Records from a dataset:
## begin

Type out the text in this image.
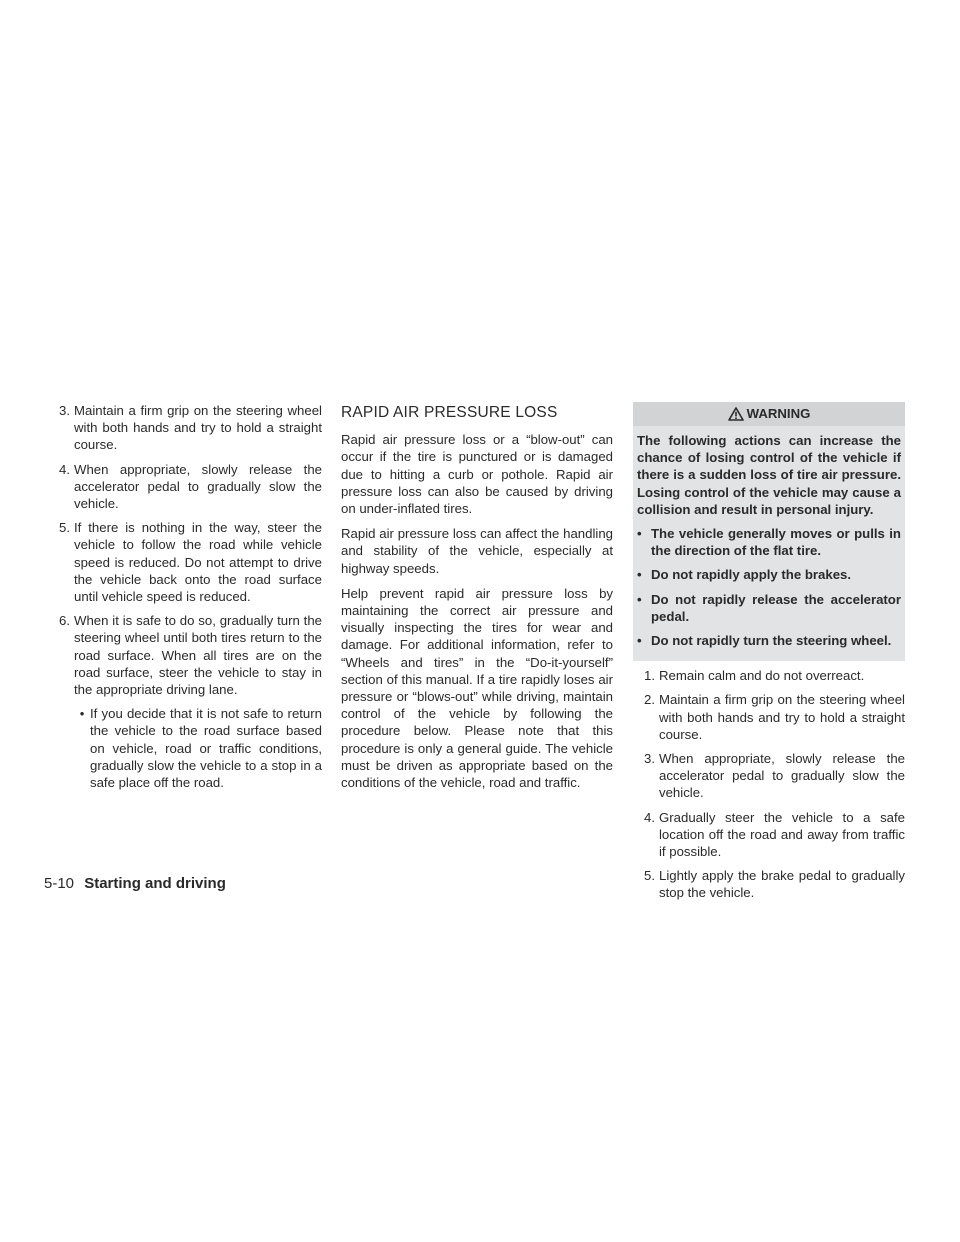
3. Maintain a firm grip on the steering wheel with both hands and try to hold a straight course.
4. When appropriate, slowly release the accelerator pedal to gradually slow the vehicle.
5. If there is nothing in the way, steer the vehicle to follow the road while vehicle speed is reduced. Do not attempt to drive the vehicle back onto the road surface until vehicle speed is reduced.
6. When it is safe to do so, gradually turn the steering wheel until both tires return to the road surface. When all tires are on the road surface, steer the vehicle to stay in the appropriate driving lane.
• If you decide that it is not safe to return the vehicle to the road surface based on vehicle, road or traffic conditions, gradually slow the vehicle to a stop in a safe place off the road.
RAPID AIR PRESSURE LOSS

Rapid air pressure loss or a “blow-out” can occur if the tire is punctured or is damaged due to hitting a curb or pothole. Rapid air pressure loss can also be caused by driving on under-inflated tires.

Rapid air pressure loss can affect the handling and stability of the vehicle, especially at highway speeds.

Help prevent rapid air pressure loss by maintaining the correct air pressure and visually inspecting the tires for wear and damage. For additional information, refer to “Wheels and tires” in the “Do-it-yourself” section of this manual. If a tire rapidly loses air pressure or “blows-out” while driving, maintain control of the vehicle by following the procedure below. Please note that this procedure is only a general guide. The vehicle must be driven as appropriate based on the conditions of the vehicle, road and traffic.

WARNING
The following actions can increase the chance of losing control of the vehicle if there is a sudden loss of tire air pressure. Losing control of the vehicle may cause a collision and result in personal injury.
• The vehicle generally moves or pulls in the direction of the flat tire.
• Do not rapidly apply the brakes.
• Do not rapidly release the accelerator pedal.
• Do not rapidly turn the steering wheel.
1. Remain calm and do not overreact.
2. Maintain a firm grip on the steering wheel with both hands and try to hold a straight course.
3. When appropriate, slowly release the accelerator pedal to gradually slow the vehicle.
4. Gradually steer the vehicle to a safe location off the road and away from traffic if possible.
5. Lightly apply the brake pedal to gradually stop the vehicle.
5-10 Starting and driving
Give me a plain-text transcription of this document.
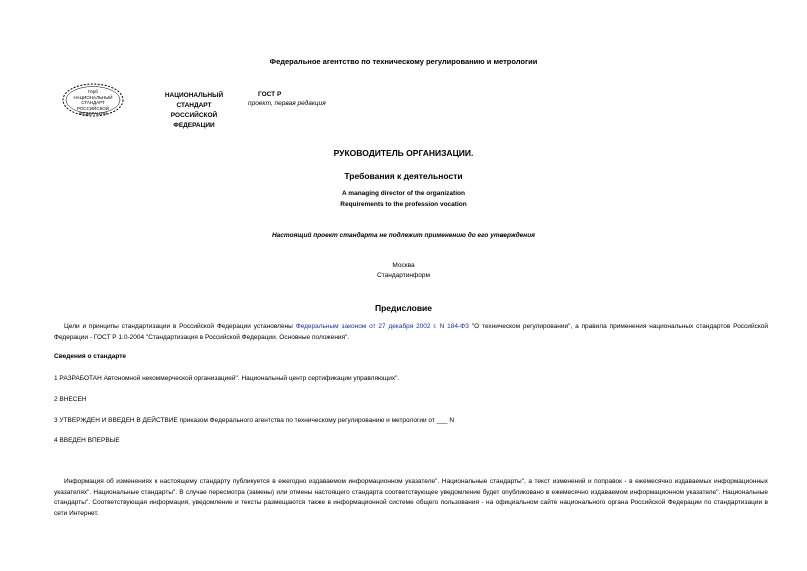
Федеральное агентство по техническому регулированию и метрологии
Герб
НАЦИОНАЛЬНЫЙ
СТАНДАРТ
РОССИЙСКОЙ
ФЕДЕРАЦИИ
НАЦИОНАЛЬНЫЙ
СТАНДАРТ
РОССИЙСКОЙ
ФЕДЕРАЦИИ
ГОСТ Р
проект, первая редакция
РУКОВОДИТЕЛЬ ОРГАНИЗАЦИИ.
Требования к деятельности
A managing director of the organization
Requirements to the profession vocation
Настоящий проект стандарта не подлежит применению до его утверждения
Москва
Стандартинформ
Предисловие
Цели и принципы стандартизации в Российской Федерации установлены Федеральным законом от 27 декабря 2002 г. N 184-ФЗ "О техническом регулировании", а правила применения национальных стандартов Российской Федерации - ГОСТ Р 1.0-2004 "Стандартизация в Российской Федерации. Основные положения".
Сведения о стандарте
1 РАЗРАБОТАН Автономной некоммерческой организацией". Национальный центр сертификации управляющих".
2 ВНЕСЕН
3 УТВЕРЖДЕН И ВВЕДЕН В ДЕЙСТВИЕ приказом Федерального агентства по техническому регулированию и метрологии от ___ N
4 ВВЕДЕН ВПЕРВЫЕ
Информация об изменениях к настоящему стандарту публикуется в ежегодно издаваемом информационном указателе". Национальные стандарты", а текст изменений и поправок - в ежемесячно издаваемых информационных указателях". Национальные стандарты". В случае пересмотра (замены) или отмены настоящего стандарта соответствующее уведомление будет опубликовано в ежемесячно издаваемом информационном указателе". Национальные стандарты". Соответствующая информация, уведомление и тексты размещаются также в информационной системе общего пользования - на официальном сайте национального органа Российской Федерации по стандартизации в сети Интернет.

## end
## begin

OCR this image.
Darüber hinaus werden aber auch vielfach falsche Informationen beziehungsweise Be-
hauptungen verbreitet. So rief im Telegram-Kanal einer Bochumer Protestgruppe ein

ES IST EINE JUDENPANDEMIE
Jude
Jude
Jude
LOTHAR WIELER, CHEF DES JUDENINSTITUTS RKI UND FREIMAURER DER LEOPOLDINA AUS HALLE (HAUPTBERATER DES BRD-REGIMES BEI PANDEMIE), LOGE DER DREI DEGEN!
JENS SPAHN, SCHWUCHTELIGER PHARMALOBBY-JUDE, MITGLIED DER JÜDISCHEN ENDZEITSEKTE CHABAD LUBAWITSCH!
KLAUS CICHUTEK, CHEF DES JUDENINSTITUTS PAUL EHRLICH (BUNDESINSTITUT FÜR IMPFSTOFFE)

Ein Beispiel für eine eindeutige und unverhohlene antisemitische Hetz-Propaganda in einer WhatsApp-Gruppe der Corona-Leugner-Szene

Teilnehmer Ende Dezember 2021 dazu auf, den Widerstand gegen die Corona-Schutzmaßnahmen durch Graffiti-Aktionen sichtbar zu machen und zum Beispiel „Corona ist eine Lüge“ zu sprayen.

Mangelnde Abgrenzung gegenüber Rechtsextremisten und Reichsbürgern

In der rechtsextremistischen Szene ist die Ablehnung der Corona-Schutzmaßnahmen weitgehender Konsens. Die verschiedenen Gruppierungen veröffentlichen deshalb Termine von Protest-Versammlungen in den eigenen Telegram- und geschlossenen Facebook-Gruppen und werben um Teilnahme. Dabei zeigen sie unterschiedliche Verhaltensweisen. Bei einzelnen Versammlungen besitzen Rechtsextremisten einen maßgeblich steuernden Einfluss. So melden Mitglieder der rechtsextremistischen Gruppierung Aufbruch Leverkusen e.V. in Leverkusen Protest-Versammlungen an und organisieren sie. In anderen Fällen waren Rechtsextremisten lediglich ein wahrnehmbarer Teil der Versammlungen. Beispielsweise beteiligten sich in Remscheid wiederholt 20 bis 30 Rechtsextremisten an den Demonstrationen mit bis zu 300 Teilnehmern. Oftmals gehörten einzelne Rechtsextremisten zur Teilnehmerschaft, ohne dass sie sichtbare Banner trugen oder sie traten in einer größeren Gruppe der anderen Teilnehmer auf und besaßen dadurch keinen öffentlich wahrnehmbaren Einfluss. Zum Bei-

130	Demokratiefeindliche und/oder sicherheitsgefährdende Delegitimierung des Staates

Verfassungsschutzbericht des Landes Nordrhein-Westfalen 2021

## end
## begin

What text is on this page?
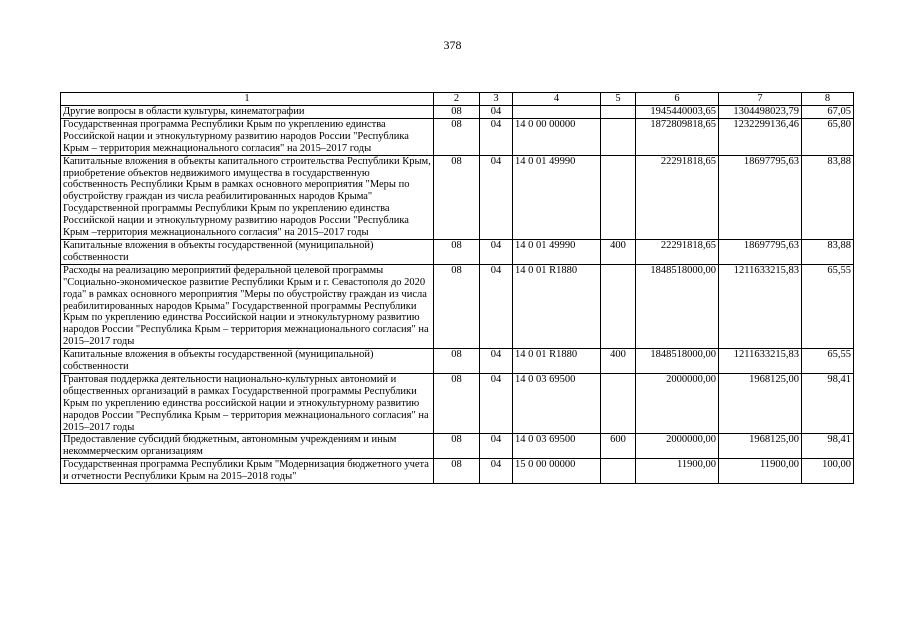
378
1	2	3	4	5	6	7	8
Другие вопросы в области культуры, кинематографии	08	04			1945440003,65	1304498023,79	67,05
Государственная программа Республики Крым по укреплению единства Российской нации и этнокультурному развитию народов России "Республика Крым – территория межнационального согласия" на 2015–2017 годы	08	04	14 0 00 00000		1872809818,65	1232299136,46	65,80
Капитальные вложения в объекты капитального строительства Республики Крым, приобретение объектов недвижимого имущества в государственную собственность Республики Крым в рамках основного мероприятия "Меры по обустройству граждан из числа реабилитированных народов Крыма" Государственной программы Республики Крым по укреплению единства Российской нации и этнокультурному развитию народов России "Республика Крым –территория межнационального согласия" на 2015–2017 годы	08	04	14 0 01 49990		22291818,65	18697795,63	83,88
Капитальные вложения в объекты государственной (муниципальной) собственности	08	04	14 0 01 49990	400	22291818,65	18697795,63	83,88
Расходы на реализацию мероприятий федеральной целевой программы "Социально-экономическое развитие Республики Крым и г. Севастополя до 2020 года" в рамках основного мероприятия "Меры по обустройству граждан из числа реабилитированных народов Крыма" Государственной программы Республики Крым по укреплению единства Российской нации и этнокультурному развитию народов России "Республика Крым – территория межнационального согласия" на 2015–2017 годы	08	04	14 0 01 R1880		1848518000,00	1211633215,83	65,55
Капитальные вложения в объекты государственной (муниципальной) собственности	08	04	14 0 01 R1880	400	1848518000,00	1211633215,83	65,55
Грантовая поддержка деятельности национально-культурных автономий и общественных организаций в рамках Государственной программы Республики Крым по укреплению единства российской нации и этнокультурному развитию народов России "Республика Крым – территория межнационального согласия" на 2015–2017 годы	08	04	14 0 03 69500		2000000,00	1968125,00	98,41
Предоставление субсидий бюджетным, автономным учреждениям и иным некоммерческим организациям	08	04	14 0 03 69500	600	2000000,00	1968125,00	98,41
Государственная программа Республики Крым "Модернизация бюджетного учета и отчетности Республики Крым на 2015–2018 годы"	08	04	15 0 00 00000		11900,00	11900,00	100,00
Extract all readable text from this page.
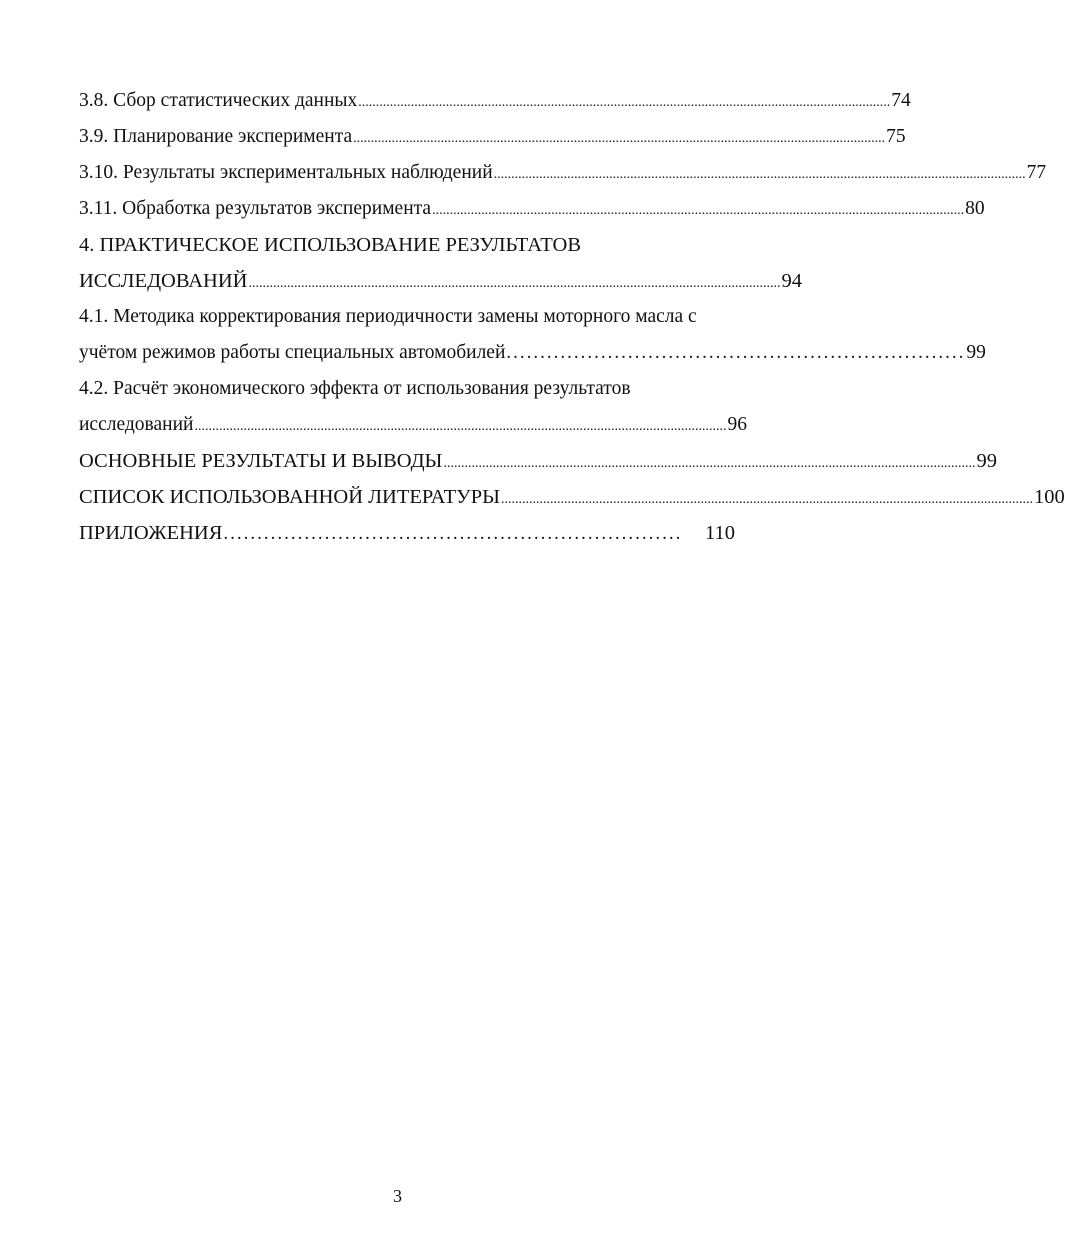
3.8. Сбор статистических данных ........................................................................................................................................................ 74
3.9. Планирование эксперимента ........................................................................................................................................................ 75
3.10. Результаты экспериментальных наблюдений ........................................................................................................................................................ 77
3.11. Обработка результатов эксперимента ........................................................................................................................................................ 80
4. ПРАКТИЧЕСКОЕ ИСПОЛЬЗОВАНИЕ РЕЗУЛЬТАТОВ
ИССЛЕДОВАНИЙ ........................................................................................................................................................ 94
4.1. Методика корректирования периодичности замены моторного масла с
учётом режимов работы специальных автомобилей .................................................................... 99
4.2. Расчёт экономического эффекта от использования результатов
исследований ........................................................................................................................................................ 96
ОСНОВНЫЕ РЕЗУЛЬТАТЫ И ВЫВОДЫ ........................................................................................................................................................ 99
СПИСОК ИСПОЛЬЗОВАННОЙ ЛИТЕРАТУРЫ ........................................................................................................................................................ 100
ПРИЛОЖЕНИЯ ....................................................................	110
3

## end

_OBJECTIVE_
Each line in the data that holds the string "page" should be found and copied.

_WRITTEN RESPONSE_
What text is on this page?
Extract all readable text from this page.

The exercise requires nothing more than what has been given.